Directive:
Give only the number of lines where "Conjunto" occurs.

Record list:
· · · · ·

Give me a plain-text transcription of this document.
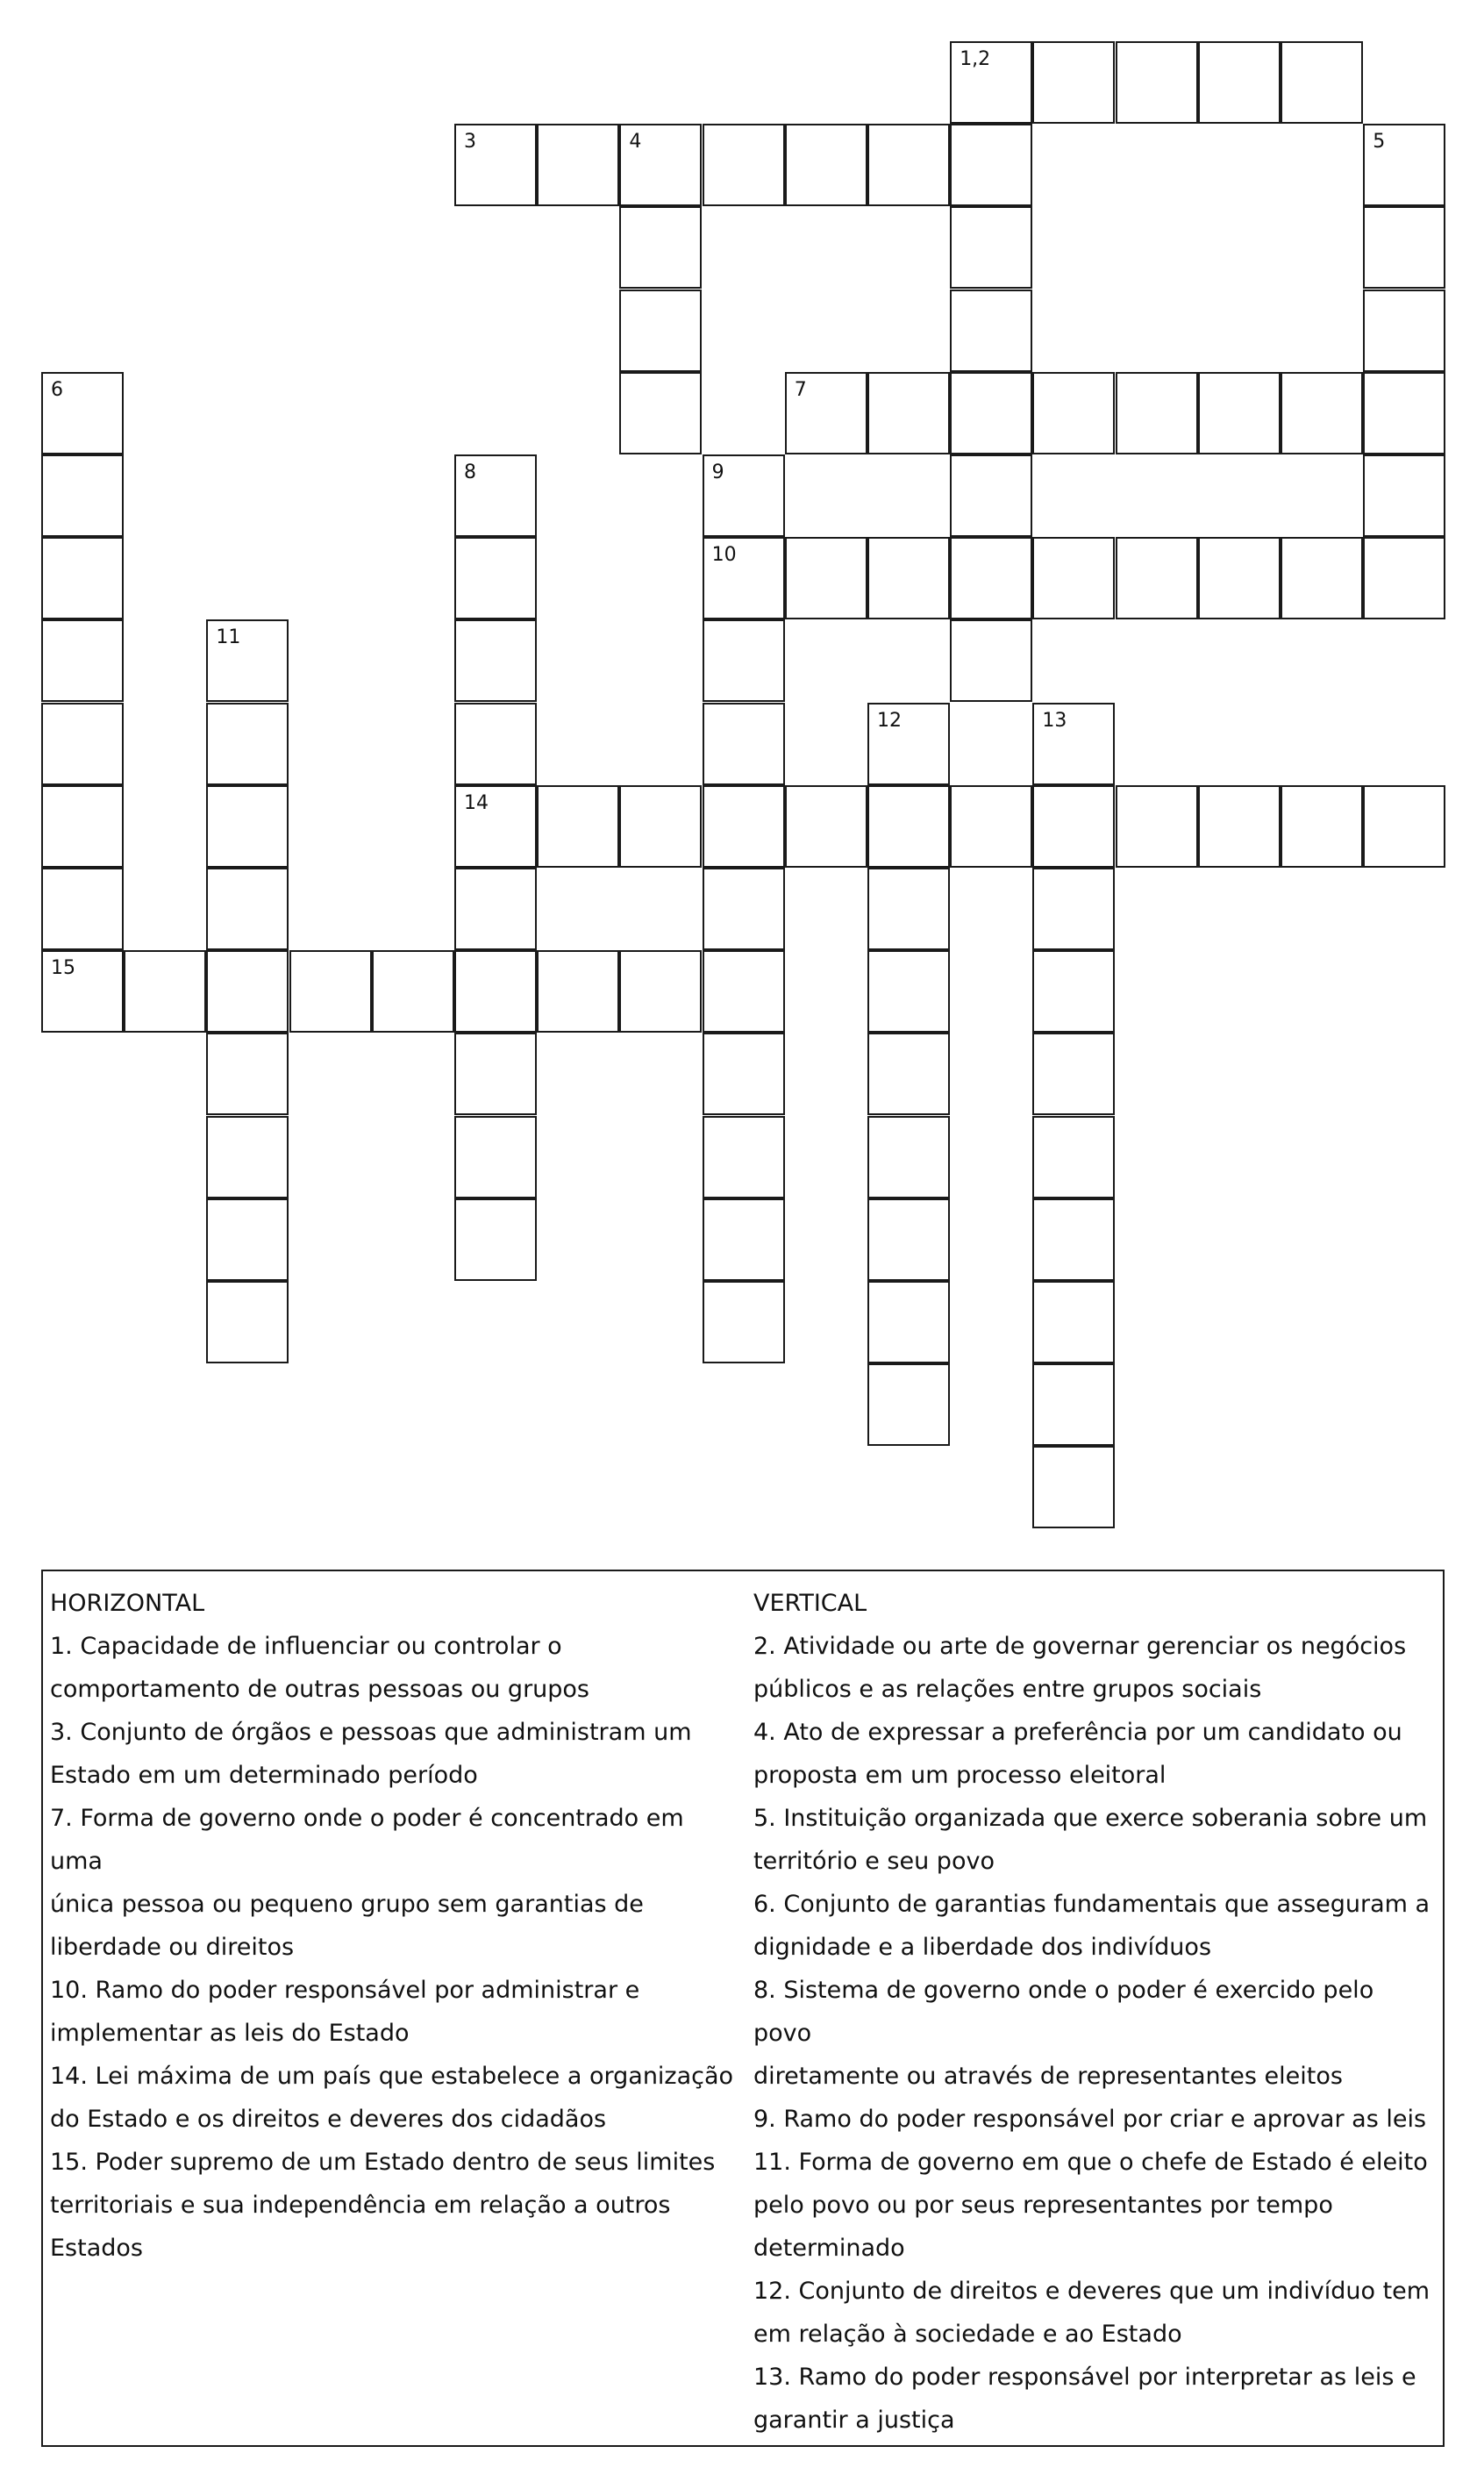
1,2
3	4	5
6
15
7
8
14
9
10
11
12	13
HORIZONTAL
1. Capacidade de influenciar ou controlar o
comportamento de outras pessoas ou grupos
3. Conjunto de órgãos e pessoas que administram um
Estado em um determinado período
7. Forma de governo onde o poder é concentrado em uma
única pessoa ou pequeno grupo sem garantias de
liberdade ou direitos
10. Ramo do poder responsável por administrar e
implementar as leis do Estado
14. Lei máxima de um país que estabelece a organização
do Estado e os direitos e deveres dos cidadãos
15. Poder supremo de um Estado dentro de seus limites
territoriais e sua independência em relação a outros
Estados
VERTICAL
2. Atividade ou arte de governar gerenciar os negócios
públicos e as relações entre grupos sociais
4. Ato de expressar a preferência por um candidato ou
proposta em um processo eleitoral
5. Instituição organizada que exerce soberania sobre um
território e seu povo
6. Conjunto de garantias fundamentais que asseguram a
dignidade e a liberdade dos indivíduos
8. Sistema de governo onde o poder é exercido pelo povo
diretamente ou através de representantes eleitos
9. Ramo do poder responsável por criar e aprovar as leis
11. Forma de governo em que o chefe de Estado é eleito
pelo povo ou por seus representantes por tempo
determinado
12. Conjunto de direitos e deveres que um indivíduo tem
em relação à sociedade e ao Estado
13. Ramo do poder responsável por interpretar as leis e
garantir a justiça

· · · · ·

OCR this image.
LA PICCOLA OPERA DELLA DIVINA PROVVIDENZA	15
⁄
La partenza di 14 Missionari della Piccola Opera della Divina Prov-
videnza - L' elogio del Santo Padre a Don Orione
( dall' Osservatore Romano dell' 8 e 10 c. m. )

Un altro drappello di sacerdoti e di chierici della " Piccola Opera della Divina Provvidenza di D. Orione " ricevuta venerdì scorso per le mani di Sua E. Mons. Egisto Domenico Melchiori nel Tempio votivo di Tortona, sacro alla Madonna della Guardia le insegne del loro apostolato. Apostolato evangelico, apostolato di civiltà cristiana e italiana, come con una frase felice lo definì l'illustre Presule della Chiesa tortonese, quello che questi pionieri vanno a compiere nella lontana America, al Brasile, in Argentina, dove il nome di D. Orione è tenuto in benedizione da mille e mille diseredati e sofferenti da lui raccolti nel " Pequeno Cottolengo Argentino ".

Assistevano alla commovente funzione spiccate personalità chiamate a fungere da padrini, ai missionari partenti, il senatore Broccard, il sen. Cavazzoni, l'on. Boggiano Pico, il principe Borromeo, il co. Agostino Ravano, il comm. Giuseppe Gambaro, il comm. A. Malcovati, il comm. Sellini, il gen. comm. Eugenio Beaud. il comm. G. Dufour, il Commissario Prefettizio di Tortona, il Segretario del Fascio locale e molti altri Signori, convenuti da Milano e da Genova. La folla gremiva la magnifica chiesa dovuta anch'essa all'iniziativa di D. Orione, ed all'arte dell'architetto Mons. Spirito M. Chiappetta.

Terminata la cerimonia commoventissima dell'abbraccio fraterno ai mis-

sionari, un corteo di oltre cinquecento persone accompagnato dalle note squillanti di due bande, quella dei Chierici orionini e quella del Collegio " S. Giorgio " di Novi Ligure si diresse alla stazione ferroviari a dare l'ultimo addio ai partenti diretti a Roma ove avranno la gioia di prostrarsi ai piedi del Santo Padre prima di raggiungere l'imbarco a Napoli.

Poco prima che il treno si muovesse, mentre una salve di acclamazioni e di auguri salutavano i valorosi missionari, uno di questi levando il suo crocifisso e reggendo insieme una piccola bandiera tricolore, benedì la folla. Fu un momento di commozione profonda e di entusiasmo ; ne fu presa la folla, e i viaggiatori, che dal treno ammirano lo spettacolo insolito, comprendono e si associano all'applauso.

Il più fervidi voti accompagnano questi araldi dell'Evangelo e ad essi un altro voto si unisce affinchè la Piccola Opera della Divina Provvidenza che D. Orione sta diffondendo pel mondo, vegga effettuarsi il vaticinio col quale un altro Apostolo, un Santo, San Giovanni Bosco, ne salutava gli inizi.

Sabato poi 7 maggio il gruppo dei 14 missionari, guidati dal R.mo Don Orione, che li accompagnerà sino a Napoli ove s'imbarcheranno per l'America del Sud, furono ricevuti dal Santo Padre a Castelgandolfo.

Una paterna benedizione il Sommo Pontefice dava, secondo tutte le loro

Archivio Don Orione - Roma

· · · · ·

Problem solution:
3